* START *

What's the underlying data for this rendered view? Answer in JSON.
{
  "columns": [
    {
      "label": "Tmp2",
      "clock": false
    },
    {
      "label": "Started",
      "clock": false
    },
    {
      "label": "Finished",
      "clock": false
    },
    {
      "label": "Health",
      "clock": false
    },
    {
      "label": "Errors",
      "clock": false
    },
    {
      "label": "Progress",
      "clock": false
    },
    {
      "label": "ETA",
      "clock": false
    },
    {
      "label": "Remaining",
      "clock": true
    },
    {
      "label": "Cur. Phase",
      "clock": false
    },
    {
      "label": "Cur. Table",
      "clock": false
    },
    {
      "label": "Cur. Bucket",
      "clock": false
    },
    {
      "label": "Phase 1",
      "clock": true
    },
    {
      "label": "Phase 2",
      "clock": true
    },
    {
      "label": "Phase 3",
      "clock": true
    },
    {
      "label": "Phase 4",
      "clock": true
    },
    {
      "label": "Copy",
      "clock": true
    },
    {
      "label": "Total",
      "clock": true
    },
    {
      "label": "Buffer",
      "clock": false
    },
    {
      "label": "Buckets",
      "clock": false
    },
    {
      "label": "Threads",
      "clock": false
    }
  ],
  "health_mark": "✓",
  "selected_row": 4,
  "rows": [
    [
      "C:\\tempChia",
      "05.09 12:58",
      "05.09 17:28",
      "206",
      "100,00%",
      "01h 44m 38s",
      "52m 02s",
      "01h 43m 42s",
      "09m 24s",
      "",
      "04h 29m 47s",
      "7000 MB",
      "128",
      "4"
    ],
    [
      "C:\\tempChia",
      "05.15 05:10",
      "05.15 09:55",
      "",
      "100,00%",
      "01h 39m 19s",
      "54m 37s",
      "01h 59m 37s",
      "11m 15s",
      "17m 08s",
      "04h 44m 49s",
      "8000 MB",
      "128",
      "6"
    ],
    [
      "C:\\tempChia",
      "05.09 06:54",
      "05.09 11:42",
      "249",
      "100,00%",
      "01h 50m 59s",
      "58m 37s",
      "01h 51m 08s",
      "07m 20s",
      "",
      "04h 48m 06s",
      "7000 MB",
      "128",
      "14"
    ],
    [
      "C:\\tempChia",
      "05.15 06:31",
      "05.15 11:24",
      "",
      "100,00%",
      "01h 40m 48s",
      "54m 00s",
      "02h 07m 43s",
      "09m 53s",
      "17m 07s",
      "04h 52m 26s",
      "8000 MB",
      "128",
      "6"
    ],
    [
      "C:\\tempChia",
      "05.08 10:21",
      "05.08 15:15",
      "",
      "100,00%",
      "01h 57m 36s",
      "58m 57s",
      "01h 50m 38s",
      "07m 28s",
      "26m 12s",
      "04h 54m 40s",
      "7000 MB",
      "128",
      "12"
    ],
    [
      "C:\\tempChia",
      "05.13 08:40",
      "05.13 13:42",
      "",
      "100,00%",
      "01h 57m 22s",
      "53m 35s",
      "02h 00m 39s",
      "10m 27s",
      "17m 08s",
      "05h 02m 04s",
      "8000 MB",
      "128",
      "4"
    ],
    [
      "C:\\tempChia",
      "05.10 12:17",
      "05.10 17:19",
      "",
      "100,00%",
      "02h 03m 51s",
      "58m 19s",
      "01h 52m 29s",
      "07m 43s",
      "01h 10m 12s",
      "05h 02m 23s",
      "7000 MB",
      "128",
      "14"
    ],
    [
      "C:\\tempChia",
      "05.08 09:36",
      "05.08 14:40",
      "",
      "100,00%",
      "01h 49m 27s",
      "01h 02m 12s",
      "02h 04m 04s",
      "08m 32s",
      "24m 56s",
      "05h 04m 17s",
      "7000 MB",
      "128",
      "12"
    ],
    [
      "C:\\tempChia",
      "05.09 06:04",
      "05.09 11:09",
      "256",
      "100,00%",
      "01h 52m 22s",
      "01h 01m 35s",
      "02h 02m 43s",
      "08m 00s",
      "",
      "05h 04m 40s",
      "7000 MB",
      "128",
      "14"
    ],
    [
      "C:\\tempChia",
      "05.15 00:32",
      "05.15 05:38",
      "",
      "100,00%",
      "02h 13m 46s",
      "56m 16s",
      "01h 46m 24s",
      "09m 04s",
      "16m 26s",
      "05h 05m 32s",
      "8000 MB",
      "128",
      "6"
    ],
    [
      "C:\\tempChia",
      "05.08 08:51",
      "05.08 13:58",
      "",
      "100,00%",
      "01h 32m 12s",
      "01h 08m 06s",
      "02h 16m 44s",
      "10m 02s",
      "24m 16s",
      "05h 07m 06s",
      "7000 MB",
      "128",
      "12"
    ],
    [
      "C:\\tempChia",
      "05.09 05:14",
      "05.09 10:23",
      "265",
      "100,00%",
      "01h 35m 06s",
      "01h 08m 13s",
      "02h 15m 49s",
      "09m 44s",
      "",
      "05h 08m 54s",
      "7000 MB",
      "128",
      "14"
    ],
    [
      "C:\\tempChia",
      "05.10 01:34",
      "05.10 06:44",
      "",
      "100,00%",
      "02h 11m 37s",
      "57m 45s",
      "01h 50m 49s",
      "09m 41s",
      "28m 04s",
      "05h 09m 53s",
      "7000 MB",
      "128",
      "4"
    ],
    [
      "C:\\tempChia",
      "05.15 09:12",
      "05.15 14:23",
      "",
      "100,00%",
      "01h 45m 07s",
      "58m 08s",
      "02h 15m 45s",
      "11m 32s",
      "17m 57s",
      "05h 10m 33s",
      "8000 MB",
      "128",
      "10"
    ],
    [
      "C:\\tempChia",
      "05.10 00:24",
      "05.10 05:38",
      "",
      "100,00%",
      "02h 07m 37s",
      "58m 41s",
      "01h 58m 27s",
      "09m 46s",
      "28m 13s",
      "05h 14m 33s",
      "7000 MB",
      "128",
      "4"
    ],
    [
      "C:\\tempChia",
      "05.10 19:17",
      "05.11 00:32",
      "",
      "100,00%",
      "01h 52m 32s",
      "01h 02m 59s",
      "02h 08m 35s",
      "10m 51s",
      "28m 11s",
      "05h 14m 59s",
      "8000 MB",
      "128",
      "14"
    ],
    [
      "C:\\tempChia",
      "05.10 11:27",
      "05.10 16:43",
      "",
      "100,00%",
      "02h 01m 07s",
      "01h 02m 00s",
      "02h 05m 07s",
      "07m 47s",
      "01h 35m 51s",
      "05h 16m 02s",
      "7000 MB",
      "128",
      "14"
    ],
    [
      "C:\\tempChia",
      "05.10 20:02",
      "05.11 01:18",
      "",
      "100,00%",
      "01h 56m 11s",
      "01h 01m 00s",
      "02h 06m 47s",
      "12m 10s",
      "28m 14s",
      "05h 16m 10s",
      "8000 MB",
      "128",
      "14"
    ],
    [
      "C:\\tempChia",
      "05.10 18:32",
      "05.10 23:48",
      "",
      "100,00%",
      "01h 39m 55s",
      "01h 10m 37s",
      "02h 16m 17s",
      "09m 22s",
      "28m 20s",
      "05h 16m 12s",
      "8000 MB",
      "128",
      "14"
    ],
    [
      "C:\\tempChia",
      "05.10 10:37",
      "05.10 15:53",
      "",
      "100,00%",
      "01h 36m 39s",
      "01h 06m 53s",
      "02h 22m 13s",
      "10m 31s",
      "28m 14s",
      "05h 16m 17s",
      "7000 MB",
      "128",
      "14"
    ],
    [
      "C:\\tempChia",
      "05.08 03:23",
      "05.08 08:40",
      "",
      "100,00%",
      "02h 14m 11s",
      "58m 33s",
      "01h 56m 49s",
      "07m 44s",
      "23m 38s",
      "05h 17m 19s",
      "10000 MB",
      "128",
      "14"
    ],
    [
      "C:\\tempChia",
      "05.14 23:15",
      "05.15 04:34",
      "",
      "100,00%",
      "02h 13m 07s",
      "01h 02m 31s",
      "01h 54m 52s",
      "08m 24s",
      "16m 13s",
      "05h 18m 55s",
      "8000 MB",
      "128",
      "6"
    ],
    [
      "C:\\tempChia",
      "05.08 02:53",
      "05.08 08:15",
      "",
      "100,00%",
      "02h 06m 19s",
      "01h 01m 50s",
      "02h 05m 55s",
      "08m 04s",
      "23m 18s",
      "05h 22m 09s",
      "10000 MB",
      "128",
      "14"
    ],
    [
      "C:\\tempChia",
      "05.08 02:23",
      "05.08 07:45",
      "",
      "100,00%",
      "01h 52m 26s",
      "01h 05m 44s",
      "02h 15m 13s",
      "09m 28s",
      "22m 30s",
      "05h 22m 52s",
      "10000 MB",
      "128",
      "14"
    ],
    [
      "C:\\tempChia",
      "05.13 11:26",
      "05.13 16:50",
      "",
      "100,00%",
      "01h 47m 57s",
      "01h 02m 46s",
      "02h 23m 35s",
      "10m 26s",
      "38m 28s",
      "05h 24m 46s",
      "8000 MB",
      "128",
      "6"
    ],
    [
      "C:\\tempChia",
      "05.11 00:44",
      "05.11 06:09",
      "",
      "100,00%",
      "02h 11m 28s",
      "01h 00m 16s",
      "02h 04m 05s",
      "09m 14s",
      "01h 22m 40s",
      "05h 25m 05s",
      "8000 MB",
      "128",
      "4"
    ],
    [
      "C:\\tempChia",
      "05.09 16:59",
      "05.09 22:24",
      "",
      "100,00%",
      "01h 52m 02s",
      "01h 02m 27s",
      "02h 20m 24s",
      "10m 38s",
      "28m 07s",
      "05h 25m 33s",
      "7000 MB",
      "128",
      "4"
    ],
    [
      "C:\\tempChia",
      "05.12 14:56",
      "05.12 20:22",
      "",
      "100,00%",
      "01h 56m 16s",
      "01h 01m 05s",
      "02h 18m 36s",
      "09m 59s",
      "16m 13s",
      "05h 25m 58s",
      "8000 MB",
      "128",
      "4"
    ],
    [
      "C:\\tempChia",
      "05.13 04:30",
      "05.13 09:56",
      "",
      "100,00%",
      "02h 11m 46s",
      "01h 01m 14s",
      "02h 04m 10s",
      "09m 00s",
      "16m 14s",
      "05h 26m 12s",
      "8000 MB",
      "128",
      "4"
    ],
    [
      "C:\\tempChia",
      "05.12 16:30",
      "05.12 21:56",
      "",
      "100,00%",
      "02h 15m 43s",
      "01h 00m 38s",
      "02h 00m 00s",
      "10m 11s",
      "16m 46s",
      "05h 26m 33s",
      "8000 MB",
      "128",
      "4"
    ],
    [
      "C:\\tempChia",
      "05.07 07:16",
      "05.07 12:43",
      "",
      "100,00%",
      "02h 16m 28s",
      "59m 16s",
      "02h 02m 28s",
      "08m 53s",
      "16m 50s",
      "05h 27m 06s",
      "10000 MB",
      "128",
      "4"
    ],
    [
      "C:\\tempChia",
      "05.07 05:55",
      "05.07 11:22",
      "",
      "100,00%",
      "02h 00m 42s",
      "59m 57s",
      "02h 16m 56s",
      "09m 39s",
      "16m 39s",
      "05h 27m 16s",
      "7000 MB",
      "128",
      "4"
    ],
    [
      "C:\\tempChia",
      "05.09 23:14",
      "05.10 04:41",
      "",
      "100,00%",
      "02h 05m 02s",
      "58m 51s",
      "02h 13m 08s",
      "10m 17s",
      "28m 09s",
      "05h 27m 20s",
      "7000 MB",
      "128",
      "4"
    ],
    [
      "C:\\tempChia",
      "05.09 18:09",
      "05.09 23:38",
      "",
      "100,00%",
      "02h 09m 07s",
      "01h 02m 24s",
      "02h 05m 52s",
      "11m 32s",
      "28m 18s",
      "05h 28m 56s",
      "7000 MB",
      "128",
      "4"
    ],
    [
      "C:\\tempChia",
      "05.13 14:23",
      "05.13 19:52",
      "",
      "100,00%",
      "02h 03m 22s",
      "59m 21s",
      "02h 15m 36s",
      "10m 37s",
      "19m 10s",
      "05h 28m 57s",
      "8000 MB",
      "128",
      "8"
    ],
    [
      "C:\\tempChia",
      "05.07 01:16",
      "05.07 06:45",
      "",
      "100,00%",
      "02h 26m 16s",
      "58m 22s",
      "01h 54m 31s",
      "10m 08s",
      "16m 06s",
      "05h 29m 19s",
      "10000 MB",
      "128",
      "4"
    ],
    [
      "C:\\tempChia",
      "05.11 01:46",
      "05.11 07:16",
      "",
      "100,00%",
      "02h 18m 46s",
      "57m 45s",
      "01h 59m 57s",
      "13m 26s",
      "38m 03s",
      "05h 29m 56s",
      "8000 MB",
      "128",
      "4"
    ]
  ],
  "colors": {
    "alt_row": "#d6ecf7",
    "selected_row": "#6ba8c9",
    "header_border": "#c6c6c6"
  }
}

* END *

* **WHAT IS REQUIRED**
Extract each line from the listing that holds the word "Phase".

* **RESPONSE BELOW**
      "label": "Cur. Phase",
      "label": "Phase 1",
      "label": "Phase 2",
      "label": "Phase 3",
      "label": "Phase 4",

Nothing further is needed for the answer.